EXERCISE GOAL:
The records below need retyping in full; give them again exactly.

INPUT ROWS:
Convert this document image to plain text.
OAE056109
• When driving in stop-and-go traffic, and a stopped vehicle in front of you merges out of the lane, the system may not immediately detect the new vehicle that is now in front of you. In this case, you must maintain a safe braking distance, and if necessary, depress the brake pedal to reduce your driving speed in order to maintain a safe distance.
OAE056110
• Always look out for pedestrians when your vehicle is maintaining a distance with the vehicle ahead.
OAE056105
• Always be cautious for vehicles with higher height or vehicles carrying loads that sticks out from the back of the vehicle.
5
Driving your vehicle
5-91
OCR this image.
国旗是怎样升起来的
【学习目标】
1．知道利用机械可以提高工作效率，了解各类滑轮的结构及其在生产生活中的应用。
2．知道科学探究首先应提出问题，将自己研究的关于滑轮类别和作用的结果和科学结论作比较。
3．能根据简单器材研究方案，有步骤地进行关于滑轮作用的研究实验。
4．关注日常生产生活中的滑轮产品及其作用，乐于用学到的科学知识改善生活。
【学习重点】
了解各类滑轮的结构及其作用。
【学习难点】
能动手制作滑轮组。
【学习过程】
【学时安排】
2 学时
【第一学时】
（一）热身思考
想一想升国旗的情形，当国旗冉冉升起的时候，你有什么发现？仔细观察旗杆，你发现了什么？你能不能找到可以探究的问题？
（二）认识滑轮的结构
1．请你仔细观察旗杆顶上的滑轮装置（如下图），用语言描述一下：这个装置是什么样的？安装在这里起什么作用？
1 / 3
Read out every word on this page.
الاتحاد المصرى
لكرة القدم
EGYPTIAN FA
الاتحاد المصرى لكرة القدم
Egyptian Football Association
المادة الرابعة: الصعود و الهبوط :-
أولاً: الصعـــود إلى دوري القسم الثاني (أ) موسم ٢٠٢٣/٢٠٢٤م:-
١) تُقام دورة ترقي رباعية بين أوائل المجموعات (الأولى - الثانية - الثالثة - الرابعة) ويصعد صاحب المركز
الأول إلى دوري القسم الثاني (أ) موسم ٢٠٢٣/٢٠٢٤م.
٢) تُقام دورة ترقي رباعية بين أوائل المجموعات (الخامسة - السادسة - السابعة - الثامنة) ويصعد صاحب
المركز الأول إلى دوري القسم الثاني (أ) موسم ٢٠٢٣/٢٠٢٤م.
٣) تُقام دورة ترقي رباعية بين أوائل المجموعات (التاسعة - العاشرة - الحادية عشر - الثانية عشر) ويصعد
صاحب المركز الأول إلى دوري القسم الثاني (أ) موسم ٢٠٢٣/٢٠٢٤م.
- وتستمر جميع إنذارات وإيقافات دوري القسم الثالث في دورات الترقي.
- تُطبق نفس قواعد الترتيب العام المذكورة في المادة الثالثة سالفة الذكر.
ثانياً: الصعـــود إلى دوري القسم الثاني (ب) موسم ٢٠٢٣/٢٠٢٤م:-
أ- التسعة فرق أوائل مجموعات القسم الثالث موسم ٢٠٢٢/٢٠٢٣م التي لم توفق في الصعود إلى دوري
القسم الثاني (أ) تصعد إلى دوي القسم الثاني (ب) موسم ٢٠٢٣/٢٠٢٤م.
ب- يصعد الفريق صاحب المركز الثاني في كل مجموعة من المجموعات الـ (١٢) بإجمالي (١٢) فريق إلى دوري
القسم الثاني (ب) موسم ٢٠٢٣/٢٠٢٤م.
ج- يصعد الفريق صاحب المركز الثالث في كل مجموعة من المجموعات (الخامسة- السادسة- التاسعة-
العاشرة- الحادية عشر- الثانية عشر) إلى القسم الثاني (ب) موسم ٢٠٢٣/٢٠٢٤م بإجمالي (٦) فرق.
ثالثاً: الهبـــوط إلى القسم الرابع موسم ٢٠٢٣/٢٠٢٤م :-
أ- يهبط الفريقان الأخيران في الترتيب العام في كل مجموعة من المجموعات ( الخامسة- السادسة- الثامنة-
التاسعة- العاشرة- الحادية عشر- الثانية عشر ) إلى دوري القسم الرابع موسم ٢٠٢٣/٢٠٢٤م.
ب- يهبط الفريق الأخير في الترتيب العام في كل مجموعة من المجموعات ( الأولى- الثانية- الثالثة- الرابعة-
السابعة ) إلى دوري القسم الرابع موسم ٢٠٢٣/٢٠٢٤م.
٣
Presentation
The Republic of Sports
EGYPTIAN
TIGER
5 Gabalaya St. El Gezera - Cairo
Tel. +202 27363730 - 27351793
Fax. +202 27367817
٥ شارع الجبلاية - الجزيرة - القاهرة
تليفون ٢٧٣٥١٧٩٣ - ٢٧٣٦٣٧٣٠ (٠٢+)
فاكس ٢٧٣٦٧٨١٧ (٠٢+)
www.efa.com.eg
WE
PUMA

ANSWER FOR THIS EXERCISE:
Convert this document image to plain text.
OAE056109
• When driving in stop-and-go traffic, and a stopped vehicle in front of you merges out of the lane, the system may not immediately detect the new vehicle that is now in front of you. In this case, you must maintain a safe braking distance, and if necessary, depress the brake pedal to reduce your driving speed in order to maintain a safe distance.
OAE056110
• Always look out for pedestrians when your vehicle is maintaining a distance with the vehicle ahead.
OAE056105
• Always be cautious for vehicles with higher height or vehicles carrying loads that sticks out from the back of the vehicle.
5
Driving your vehicle
5-91
OCR this image.
国旗是怎样升起来的
【学习目标】
1．知道利用机械可以提高工作效率，了解各类滑轮的结构及其在生产生活中的应用。
2．知道科学探究首先应提出问题，将自己研究的关于滑轮类别和作用的结果和科学结论作比较。
3．能根据简单器材研究方案，有步骤地进行关于滑轮作用的研究实验。
4．关注日常生产生活中的滑轮产品及其作用，乐于用学到的科学知识改善生活。
【学习重点】
了解各类滑轮的结构及其作用。
【学习难点】
能动手制作滑轮组。
【学习过程】
【学时安排】
2 学时
【第一学时】
（一）热身思考
想一想升国旗的情形，当国旗冉冉升起的时候，你有什么发现？仔细观察旗杆，你发现了什么？你能不能找到可以探究的问题？
（二）认识滑轮的结构
1．请你仔细观察旗杆顶上的滑轮装置（如下图），用语言描述一下：这个装置是什么样的？安装在这里起什么作用？
1 / 3
Read out every word on this page.
الاتحاد المصرى
لكرة القدم
EGYPTIAN FA
الاتحاد المصرى لكرة القدم
Egyptian Football Association
المادة الرابعة: الصعود و الهبوط :-
أولاً: الصعـــود إلى دوري القسم الثاني (أ) موسم ٢٠٢٣/٢٠٢٤م:-
١) تُقام دورة ترقي رباعية بين أوائل المجموعات (الأولى - الثانية - الثالثة - الرابعة) ويصعد صاحب المركز
الأول إلى دوري القسم الثاني (أ) موسم ٢٠٢٣/٢٠٢٤م.
٢) تُقام دورة ترقي رباعية بين أوائل المجموعات (الخامسة - السادسة - السابعة - الثامنة) ويصعد صاحب
المركز الأول إلى دوري القسم الثاني (أ) موسم ٢٠٢٣/٢٠٢٤م.
٣) تُقام دورة ترقي رباعية بين أوائل المجموعات (التاسعة - العاشرة - الحادية عشر - الثانية عشر) ويصعد
صاحب المركز الأول إلى دوري القسم الثاني (أ) موسم ٢٠٢٣/٢٠٢٤م.
- وتستمر جميع إنذارات وإيقافات دوري القسم الثالث في دورات الترقي.
- تُطبق نفس قواعد الترتيب العام المذكورة في المادة الثالثة سالفة الذكر.
ثانياً: الصعـــود إلى دوري القسم الثاني (ب) موسم ٢٠٢٣/٢٠٢٤م:-
أ- التسعة فرق أوائل مجموعات القسم الثالث موسم ٢٠٢٢/٢٠٢٣م التي لم توفق في الصعود إلى دوري
القسم الثاني (أ) تصعد إلى دوي القسم الثاني (ب) موسم ٢٠٢٣/٢٠٢٤م.
ب- يصعد الفريق صاحب المركز الثاني في كل مجموعة من المجموعات الـ (١٢) بإجمالي (١٢) فريق إلى دوري
القسم الثاني (ب) موسم ٢٠٢٣/٢٠٢٤م.
ج- يصعد الفريق صاحب المركز الثالث في كل مجموعة من المجموعات (الخامسة- السادسة- التاسعة-
العاشرة- الحادية عشر- الثانية عشر) إلى القسم الثاني (ب) موسم ٢٠٢٣/٢٠٢٤م بإجمالي (٦) فرق.
ثالثاً: الهبـــوط إلى القسم الرابع موسم ٢٠٢٣/٢٠٢٤م :-
أ- يهبط الفريقان الأخيران في الترتيب العام في كل مجموعة من المجموعات ( الخامسة- السادسة- الثامنة-
التاسعة- العاشرة- الحادية عشر- الثانية عشر ) إلى دوري القسم الرابع موسم ٢٠٢٣/٢٠٢٤م.
ب- يهبط الفريق الأخير في الترتيب العام في كل مجموعة من المجموعات ( الأولى- الثانية- الثالثة- الرابعة-
السابعة ) إلى دوري القسم الرابع موسم ٢٠٢٣/٢٠٢٤م.
٣
Presentation
The Republic of Sports
EGYPTIAN
TIGER
5 Gabalaya St. El Gezera - Cairo
Tel. +202 27363730 - 27351793
Fax. +202 27367817
٥ شارع الجبلاية - الجزيرة - القاهرة
تليفون ٢٧٣٥١٧٩٣ - ٢٧٣٦٣٧٣٠ (٠٢+)
فاكس ٢٧٣٦٧٨١٧ (٠٢+)
www.efa.com.eg
WE
PUMA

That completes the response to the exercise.